Working data:
####

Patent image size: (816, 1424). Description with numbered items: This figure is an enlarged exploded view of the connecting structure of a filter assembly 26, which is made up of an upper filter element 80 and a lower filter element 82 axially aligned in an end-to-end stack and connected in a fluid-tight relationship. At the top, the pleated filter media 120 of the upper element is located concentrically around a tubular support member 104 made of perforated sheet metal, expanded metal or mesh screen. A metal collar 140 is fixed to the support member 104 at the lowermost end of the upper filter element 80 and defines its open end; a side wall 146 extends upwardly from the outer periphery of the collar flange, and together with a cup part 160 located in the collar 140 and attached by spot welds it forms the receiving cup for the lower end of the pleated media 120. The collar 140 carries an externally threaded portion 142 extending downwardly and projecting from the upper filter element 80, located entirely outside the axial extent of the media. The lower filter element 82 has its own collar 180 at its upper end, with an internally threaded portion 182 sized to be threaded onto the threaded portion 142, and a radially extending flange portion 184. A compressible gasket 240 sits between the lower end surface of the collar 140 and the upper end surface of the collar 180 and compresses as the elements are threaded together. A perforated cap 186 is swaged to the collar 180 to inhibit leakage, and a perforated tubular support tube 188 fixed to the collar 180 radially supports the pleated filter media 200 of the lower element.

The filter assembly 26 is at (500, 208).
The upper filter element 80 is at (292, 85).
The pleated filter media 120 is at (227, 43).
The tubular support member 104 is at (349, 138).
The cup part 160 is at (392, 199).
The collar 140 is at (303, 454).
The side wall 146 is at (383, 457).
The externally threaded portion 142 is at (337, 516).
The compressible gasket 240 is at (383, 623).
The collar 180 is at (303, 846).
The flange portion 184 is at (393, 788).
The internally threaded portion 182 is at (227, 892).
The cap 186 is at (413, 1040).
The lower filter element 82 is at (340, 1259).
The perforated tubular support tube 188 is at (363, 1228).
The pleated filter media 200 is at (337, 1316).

####

Written problem: Give the rows, from the start through the line containing "The perforated tubular", as a two-column CSV with the headers row_text and answer. Each row gets one CSV line holding its text and its answer, each in a single quoted field with line breaks replaced by spaces.

Result:
row_text,answer
"Patent image size: (816, 1424). Description with numbered items: This figure is an enlarged exploded view of the connecting structure of a filter assembly 26, which is made up of an upper filter element 80 and a lower filter element 82 axially aligned in an end-to-end stack and connected in a fluid-tight relationship. At the top, the pleated filter media 120 of the upper element is located concentrically around a tubular support member 104 made of perforated sheet metal, expanded metal or mesh screen. A metal collar 140 is fixed to the support member 104 at the lowermost end of the upper filter element 80 and defines its open end; a side wall 146 extends upwardly from the outer periphery of the collar flange, and together with a cup part 160 located in the collar 140 and attached by spot welds it forms the receiving cup for the lower end of the pleated media 120. The collar 140 carries an externally threaded portion 142 extending downwardly and projecting from the upper filter element 80, located entirely outside the axial extent of the media. The lower filter element 82 has its own collar 180 at its upper end, with an internally threaded portion 182 sized to be threaded onto the threaded portion 142, and a radially extending flange portion 184. A compressible gasket 240 sits between the lower end surface of the collar 140 and the upper end surface of the collar 180 and compresses as the elements are threaded together. A perforated cap 186 is swaged to the collar 180 to inhibit leakage, and a perforated tubular support tube 188 fixed to the collar 180 radially supports the pleated filter media 200 of the lower element.","The filter assembly 26 is at (500, 208). The upper filter element 80 is at (292, 85). The pleated filter media 120 is at (227, 43). The tubular support member 104 is at (349, 138). The cup part 160 is at (392, 199). The collar 140 is at (303, 454). The side wall 146 is at (383, 457). The externally threaded portion 142 is at (337, 516). The compressible gasket 240 is at (383, 623). The collar 180 is at (303, 846). The flange portion 184 is at (393, 788). The internally threaded portion 182 is at (227, 892). The cap 186 is at (413, 1040). The lower filter element 82 is at (340, 1259). The perforated tubular support tube 188 is at (363, 1228)."